# Start of MATERIAL
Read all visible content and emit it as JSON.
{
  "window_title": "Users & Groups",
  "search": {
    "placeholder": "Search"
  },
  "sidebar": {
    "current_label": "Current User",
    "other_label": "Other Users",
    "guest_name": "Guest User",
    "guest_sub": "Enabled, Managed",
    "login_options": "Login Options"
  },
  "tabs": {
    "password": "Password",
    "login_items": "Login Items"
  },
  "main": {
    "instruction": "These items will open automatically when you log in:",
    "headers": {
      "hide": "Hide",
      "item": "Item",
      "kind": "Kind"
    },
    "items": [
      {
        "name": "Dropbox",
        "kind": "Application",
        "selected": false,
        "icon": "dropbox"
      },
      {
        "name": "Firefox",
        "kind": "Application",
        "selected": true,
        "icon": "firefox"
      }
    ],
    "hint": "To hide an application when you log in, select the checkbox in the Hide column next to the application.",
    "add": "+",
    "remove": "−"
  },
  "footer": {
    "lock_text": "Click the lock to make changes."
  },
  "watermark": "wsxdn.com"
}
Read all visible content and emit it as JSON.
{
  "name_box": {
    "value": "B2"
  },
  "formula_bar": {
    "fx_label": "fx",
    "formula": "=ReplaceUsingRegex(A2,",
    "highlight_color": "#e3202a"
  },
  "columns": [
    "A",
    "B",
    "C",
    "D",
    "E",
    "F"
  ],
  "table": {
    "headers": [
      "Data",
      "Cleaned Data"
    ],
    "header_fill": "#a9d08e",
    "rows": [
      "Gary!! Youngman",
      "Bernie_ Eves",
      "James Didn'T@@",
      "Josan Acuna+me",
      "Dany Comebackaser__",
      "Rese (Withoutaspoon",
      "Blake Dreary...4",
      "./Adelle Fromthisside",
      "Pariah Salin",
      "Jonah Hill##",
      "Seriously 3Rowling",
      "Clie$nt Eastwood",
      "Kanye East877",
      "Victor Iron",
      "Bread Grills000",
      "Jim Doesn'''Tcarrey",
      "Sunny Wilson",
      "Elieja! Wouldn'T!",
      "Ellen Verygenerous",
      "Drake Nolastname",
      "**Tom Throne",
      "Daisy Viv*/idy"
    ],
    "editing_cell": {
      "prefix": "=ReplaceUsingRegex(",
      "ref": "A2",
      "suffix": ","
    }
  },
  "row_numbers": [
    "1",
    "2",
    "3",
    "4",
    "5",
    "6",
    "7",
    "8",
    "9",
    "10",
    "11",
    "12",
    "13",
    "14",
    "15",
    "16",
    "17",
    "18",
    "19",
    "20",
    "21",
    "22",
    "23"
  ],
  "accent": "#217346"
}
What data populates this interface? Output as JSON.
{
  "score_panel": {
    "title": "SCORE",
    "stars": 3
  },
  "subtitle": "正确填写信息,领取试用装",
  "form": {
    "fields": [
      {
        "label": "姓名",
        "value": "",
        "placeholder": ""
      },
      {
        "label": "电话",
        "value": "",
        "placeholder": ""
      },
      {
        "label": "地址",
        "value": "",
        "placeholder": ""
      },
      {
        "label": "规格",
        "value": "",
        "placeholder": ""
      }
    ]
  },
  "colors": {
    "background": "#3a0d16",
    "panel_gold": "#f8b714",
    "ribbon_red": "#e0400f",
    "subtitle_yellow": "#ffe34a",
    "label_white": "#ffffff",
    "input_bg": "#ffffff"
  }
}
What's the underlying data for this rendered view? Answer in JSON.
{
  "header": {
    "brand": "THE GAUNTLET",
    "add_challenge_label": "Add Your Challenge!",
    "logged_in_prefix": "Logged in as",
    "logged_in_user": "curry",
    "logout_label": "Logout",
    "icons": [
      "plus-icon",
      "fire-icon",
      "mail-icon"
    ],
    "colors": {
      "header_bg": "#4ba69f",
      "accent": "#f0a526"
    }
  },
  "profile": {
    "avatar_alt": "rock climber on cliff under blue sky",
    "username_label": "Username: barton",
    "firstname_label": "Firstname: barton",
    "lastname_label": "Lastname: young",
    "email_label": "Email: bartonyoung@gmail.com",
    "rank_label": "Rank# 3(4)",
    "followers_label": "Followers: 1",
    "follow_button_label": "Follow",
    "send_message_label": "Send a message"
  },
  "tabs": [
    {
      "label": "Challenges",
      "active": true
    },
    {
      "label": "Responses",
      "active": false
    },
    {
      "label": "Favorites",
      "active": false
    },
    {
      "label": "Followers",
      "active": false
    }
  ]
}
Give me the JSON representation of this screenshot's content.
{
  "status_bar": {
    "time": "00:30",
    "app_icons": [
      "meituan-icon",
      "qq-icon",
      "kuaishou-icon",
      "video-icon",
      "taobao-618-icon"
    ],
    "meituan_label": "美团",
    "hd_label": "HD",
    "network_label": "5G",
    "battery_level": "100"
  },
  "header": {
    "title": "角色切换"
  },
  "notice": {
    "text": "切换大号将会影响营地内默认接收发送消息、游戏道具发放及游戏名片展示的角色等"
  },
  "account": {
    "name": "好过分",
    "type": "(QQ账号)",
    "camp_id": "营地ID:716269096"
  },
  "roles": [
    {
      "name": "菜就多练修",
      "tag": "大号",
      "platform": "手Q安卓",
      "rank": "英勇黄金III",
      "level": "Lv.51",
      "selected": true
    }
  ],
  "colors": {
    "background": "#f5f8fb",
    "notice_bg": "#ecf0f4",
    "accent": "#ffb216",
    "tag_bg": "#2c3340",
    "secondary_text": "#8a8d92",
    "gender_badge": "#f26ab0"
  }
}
# End of MATERIAL
• [INSTRUCTION]: Gather up, from the records above, each line where the word "true" appears.

• [ANSWER TO THIS PROBLEM]:
        "selected": true,
      "active": true
      "selected": true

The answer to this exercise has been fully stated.